Set exercise
Copy out each line in the material below that has the word "ylabel".

# Recorded information start

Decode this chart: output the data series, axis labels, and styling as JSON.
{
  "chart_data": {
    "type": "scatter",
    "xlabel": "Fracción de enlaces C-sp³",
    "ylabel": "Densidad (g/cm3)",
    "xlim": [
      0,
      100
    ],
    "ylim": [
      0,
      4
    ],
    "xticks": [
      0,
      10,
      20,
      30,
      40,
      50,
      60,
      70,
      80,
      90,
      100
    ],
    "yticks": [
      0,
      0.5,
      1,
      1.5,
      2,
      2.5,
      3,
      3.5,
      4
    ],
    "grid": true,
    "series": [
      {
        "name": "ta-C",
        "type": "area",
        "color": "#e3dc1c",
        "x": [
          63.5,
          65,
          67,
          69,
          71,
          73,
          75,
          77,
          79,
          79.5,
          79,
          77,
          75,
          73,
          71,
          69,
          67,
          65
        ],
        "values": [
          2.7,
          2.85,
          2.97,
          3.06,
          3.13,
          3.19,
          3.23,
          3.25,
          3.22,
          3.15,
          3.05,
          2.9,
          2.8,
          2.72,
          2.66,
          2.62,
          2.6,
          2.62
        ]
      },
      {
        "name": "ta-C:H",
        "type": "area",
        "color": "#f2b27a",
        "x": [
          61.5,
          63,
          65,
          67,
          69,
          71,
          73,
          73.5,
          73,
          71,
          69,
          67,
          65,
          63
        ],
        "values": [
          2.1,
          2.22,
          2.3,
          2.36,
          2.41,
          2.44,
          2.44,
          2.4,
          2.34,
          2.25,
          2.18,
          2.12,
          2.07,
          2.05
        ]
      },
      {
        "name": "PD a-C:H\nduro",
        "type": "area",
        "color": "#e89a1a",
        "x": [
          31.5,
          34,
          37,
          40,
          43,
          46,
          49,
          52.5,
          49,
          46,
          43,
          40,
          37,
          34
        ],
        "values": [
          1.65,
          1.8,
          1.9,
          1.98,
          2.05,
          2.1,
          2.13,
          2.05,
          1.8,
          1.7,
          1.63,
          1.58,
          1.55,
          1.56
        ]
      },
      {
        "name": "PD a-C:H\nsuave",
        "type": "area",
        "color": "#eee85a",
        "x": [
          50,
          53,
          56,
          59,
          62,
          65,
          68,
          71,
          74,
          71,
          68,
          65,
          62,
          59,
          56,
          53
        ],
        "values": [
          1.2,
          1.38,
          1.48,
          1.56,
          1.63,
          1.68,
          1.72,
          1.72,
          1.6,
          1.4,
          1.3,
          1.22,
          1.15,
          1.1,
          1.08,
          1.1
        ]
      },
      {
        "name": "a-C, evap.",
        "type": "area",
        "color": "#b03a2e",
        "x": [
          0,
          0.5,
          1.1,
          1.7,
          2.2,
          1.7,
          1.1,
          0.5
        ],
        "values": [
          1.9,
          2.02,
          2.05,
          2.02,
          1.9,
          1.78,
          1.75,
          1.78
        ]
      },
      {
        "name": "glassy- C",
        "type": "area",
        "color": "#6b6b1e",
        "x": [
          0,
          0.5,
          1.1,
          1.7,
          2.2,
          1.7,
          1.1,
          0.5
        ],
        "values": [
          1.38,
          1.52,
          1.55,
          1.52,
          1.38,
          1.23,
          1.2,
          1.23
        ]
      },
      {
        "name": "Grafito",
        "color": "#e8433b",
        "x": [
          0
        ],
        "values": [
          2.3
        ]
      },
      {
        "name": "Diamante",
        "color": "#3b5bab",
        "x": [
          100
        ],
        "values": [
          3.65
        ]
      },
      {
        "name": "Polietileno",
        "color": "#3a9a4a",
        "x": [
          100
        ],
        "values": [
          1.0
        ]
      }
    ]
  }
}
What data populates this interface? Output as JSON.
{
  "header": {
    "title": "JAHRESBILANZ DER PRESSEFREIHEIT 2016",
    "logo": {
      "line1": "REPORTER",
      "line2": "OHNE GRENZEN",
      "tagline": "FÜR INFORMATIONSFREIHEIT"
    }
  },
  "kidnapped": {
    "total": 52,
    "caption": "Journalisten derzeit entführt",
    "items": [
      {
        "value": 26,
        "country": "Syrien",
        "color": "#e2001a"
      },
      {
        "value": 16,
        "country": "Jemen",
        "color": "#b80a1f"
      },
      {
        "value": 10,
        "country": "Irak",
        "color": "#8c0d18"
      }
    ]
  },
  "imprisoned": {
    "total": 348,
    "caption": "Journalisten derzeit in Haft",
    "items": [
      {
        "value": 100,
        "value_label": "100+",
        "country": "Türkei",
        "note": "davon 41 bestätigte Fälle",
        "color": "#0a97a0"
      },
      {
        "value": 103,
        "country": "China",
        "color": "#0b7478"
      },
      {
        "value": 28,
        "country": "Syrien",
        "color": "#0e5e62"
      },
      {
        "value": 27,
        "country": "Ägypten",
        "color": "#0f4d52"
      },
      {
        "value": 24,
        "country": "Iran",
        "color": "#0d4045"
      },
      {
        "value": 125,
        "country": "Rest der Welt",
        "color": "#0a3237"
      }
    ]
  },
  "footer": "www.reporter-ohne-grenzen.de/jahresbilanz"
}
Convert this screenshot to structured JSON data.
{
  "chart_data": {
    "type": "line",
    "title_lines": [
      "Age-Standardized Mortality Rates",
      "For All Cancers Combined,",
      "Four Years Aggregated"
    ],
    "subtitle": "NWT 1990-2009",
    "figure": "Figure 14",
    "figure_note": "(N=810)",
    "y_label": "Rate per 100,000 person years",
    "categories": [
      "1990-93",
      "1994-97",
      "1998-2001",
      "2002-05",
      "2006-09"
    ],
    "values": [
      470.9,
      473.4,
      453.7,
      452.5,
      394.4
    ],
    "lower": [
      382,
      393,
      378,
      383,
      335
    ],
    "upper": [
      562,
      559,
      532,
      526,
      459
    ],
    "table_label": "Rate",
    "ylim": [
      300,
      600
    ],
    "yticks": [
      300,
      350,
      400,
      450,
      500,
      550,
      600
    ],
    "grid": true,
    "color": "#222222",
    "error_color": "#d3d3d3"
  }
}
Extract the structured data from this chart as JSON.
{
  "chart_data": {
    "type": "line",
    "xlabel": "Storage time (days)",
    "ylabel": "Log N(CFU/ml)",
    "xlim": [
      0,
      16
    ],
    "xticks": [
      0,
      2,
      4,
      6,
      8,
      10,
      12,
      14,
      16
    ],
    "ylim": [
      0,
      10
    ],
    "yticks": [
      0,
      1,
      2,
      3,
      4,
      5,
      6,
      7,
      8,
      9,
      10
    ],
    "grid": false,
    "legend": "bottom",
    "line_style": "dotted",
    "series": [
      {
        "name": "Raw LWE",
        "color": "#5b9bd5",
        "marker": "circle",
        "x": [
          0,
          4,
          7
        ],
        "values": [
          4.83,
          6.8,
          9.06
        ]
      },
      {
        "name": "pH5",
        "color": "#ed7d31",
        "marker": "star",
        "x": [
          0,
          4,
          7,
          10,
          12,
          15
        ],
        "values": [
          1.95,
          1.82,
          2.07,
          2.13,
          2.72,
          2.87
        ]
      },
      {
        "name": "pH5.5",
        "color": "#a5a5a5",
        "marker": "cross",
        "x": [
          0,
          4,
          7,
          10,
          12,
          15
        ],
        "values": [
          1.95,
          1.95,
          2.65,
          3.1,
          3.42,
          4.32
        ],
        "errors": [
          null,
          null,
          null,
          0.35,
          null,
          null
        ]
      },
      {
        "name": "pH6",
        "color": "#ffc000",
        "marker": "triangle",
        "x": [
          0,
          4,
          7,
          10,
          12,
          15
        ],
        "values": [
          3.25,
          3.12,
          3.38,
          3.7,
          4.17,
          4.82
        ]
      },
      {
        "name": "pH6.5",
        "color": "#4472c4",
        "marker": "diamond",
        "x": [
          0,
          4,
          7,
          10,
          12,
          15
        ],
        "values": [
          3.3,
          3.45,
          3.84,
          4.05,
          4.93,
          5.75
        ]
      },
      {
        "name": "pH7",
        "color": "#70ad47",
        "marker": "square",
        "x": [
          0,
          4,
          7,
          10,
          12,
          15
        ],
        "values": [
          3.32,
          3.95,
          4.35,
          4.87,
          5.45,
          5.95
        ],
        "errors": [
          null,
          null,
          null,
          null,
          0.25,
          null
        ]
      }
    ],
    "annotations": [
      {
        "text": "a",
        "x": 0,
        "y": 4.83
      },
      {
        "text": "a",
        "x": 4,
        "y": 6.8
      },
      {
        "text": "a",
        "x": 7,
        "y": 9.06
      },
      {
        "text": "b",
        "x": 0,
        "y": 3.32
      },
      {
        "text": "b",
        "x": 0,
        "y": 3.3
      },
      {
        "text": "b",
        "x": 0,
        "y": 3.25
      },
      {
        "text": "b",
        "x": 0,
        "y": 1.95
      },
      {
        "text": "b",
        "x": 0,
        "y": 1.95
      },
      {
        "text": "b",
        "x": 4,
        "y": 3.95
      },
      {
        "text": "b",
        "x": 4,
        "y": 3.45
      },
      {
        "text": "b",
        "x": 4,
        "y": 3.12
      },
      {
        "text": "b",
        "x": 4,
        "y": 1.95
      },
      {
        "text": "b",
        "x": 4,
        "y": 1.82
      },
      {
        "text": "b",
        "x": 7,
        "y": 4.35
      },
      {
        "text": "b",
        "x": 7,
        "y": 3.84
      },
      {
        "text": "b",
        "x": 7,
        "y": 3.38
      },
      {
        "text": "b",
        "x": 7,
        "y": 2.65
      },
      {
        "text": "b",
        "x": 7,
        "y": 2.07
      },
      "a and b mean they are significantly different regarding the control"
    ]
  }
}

# Recorded information end

Solution to the exercise
    "ylabel": "Densidad (g/cm3)",
    "ylabel": "Log N(CFU/ml)",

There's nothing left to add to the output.